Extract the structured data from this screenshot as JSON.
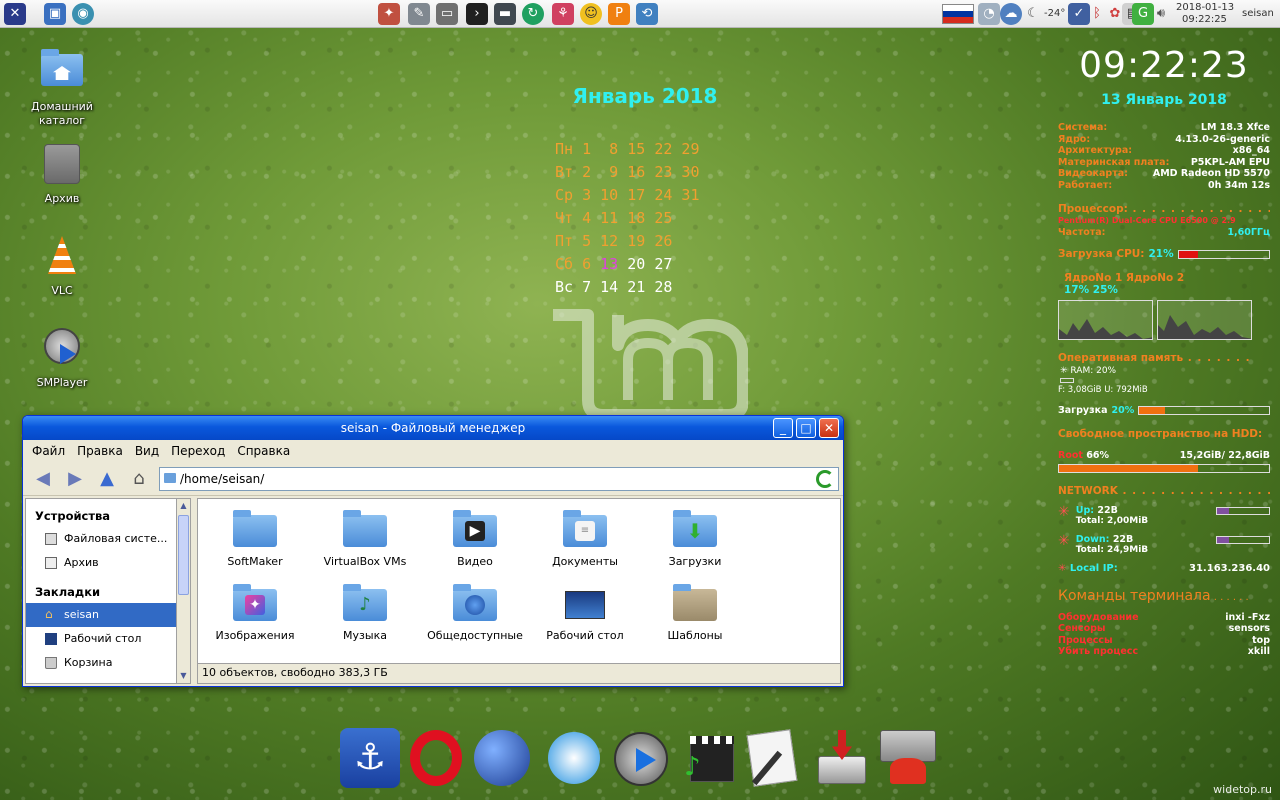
{
  "top_panel": {
    "temperature": "-24°",
    "date": "2018-01-13",
    "time": "09:22:25",
    "user": "seisan"
  },
  "desktop_icons": [
    {
      "label": "Домашний каталог",
      "icon": "home-folder-icon"
    },
    {
      "label": "Архив",
      "icon": "archive-drive-icon"
    },
    {
      "label": "VLC",
      "icon": "vlc-cone-icon"
    },
    {
      "label": "SMPlayer",
      "icon": "smplayer-icon"
    }
  ],
  "calendar": {
    "title": "Январь 2018",
    "rows": [
      {
        "day": "Пн",
        "dates": " 1  8 15 22 29"
      },
      {
        "day": "Вт",
        "dates": " 2  9 16 23 30"
      },
      {
        "day": "Ср",
        "dates": " 3 10 17 24 31"
      },
      {
        "day": "Чт",
        "dates": " 4 11 18 25"
      },
      {
        "day": "Пт",
        "dates": " 5 12 19 26"
      },
      {
        "day": "Сб",
        "pre": " 6 ",
        "today": "13",
        "post": " 20 27"
      },
      {
        "day": "Вс",
        "dates": " 7 14 21 28"
      }
    ]
  },
  "conky": {
    "clock": "09:22:23",
    "date": "13 Январь 2018",
    "system": [
      {
        "k": "Система:",
        "v": "LM 18.3 Xfce"
      },
      {
        "k": "Ядро:",
        "v": "4.13.0-26-generic"
      },
      {
        "k": "Архитектура:",
        "v": "x86_64"
      },
      {
        "k": "Материнская плата:",
        "v": "P5KPL-AM EPU"
      },
      {
        "k": "Видеокарта:",
        "v": "AMD Radeon HD 5570"
      },
      {
        "k": "Работает:",
        "v": "0h 34m 12s"
      }
    ],
    "processor_head": "Процессор:",
    "cpu_model": "Pentium(R) Dual-Core  CPU      E6500  @ 2.9",
    "freq_label": "Частота:",
    "freq_value": "1,60ГГц",
    "cpu_load_label": "Загрузка CPU:",
    "cpu_load_value": "21%",
    "cpu_load_fraction": 0.21,
    "cores_label": "ЯдроNo 1  ЯдроNo 2",
    "cores_values": "17%  25%",
    "ram_head": "Оперативная память",
    "ram_label": "RAM: 20%",
    "ram_detail": "F: 3,08GiB  U: 792MiB",
    "ram_load_label": "Загрузка",
    "ram_load_value": "20%",
    "ram_fraction": 0.2,
    "hdd_head": "Свободное пространство на HDD:",
    "root_label": "Root",
    "root_pct": "66%",
    "root_size": "15,2GiB/ 22,8GiB",
    "root_fraction": 0.66,
    "network_head": "NETWORK",
    "up_label": "Up:",
    "up_value": "22B",
    "up_total": "Total: 2,00MiB",
    "down_label": "Down:",
    "down_value": "22B",
    "down_total": "Total: 24,9MiB",
    "ip_label": "Local IP:",
    "ip_value": "31.163.236.40",
    "term_head": "Команды терминала",
    "commands": [
      {
        "k": "Оборудование",
        "v": "inxi -Fxz"
      },
      {
        "k": "Сенсоры",
        "v": "sensors"
      },
      {
        "k": "Процессы",
        "v": "top"
      },
      {
        "k": "Убить процесс",
        "v": "xkill"
      }
    ]
  },
  "file_manager": {
    "title": "seisan - Файловый менеджер",
    "menu": [
      "Файл",
      "Правка",
      "Вид",
      "Переход",
      "Справка"
    ],
    "location": "/home/seisan/",
    "devices_head": "Устройства",
    "devices": [
      "Файловая систе...",
      "Архив"
    ],
    "bookmarks_head": "Закладки",
    "bookmarks": [
      {
        "label": "seisan",
        "selected": true
      },
      {
        "label": "Рабочий стол",
        "selected": false
      },
      {
        "label": "Корзина",
        "selected": false
      }
    ],
    "files": [
      {
        "label": "SoftMaker",
        "icon": "folder-icon"
      },
      {
        "label": "VirtualBox VMs",
        "icon": "folder-icon"
      },
      {
        "label": "Видео",
        "icon": "video-folder-icon"
      },
      {
        "label": "Документы",
        "icon": "documents-folder-icon"
      },
      {
        "label": "Загрузки",
        "icon": "downloads-folder-icon"
      },
      {
        "label": "Изображения",
        "icon": "pictures-folder-icon"
      },
      {
        "label": "Музыка",
        "icon": "music-folder-icon"
      },
      {
        "label": "Общедоступные",
        "icon": "public-folder-icon"
      },
      {
        "label": "Рабочий стол",
        "icon": "desktop-folder-icon"
      },
      {
        "label": "Шаблоны",
        "icon": "templates-folder-icon"
      }
    ],
    "status": "10 объектов, свободно 383,3 ГБ"
  },
  "dock": [
    "anchor-icon",
    "opera-icon",
    "globe-icon",
    "bird-icon",
    "media-player-icon",
    "clapperboard-icon",
    "text-editor-icon",
    "installer-icon",
    "archive-manager-icon"
  ],
  "watermark": "widetop.ru",
  "colors": {
    "cpu_bar": "#e01010",
    "ram_bar": "#f07010",
    "hdd_bar": "#f07010",
    "accent": "#30f0f0",
    "orange": "#f08020"
  }
}
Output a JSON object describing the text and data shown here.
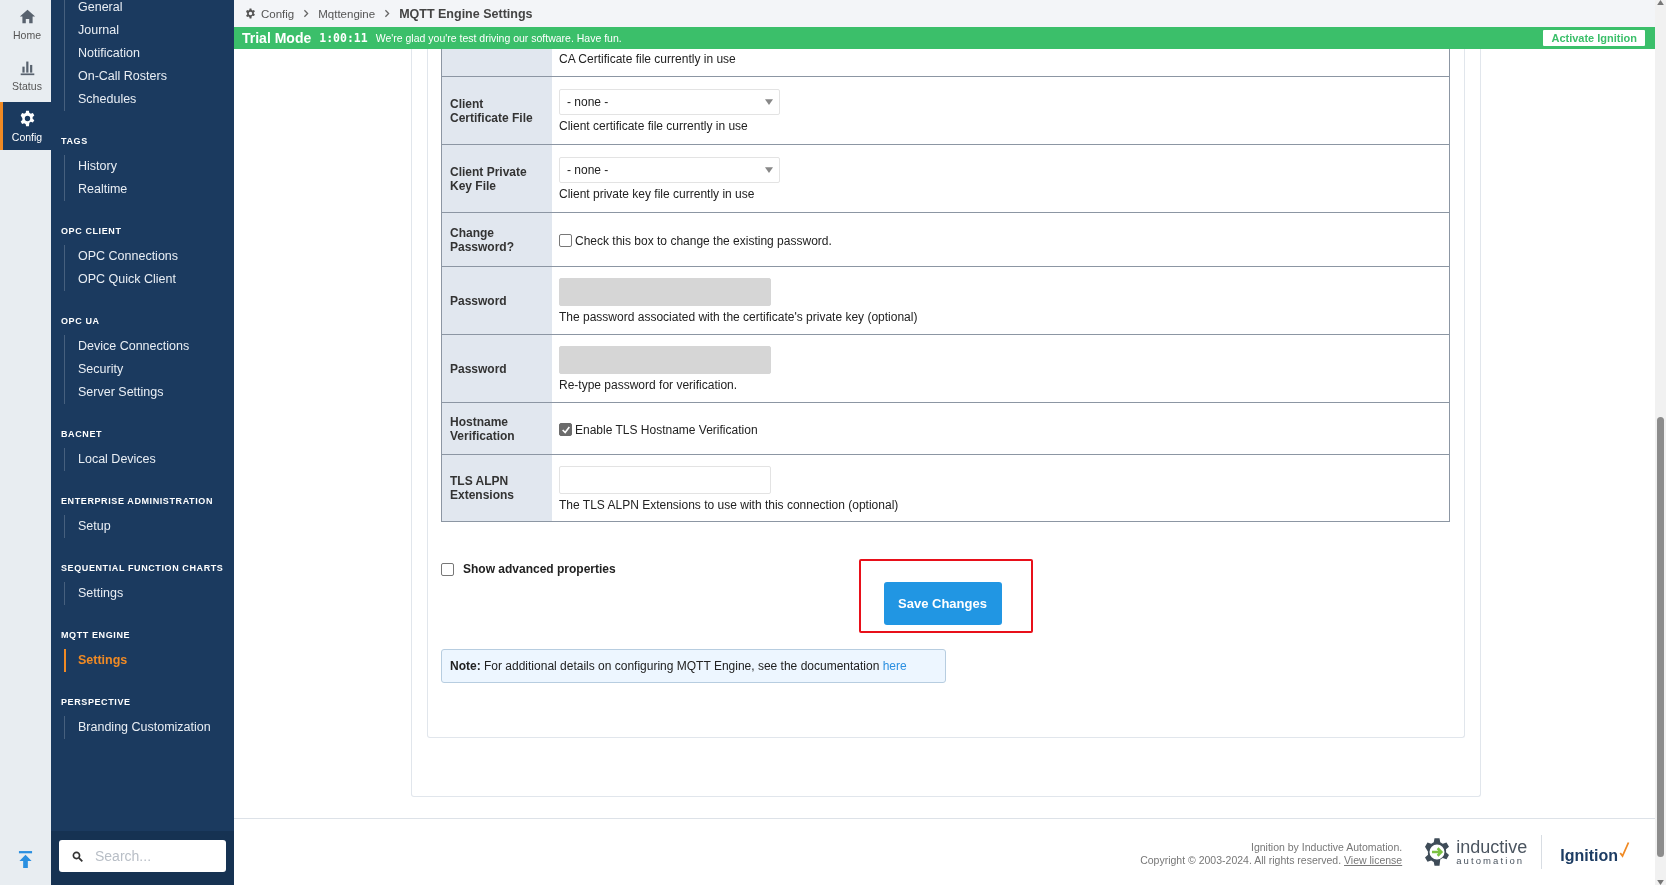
{
  "rail": {
    "items": [
      {
        "label": "Home",
        "selected": false
      },
      {
        "label": "Status",
        "selected": false
      },
      {
        "label": "Config",
        "selected": true
      }
    ]
  },
  "sidebar": {
    "sections": [
      {
        "items": [
          {
            "label": "General",
            "selected": false
          },
          {
            "label": "Journal",
            "selected": false
          },
          {
            "label": "Notification",
            "selected": false
          },
          {
            "label": "On-Call Rosters",
            "selected": false
          },
          {
            "label": "Schedules",
            "selected": false
          }
        ]
      },
      {
        "title": "TAGS",
        "items": [
          {
            "label": "History",
            "selected": false
          },
          {
            "label": "Realtime",
            "selected": false
          }
        ]
      },
      {
        "title": "OPC CLIENT",
        "items": [
          {
            "label": "OPC Connections",
            "selected": false
          },
          {
            "label": "OPC Quick Client",
            "selected": false
          }
        ]
      },
      {
        "title": "OPC UA",
        "items": [
          {
            "label": "Device Connections",
            "selected": false
          },
          {
            "label": "Security",
            "selected": false
          },
          {
            "label": "Server Settings",
            "selected": false
          }
        ]
      },
      {
        "title": "BACNET",
        "items": [
          {
            "label": "Local Devices",
            "selected": false
          }
        ]
      },
      {
        "title": "ENTERPRISE ADMINISTRATION",
        "items": [
          {
            "label": "Setup",
            "selected": false
          }
        ]
      },
      {
        "title": "SEQUENTIAL FUNCTION CHARTS",
        "items": [
          {
            "label": "Settings",
            "selected": false
          }
        ]
      },
      {
        "title": "MQTT ENGINE",
        "items": [
          {
            "label": "Settings",
            "selected": true
          }
        ]
      },
      {
        "title": "PERSPECTIVE",
        "items": [
          {
            "label": "Branding Customization",
            "selected": false
          }
        ]
      }
    ],
    "search": {
      "placeholder": "Search..."
    }
  },
  "breadcrumb": [
    {
      "label": "Config"
    },
    {
      "label": "Mqttengine"
    },
    {
      "label": "MQTT Engine Settings"
    }
  ],
  "trial_bar": {
    "title": "Trial Mode",
    "time": "1:00:11",
    "message": "We're glad you're test driving our software. Have fun.",
    "button": "Activate Ignition"
  },
  "form": {
    "rows": [
      {
        "kind": "description",
        "description": "CA Certificate file currently in use"
      },
      {
        "kind": "select",
        "label": "Client Certificate File",
        "value": "- none -",
        "description": "Client certificate file currently in use"
      },
      {
        "kind": "select",
        "label": "Client Private Key File",
        "value": "- none -",
        "description": "Client private key file currently in use"
      },
      {
        "kind": "checkbox",
        "label": "Change Password?",
        "checked": false,
        "text": "Check this box to change the existing password."
      },
      {
        "kind": "password",
        "label": "Password",
        "disabled": true,
        "description": "The password associated with the certificate's private key (optional)"
      },
      {
        "kind": "password",
        "label": "Password",
        "disabled": true,
        "description": "Re-type password for verification."
      },
      {
        "kind": "checkbox",
        "label": "Hostname Verification",
        "checked": true,
        "text": "Enable TLS Hostname Verification"
      },
      {
        "kind": "text",
        "label": "TLS ALPN Extensions",
        "disabled": false,
        "description": "The TLS ALPN Extensions to use with this connection (optional)"
      }
    ],
    "advanced": {
      "label": "Show advanced properties",
      "checked": false
    },
    "save_button": {
      "label": "Save Changes",
      "highlighted": true
    },
    "note": {
      "text": "**Note:** For additional details on configuring MQTT Engine, see the documentation",
      "link": "here"
    }
  },
  "footer": {
    "line1": "Ignition by Inductive Automation.",
    "line2": "Copyright © 2003-2024. All rights reserved.",
    "link": "View license",
    "company": "inductive",
    "company_sub": "automation",
    "product": "Ignition"
  }
}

§ Given task: Give only the number of lines in the data that hold the word "true".

§ Expected output: 7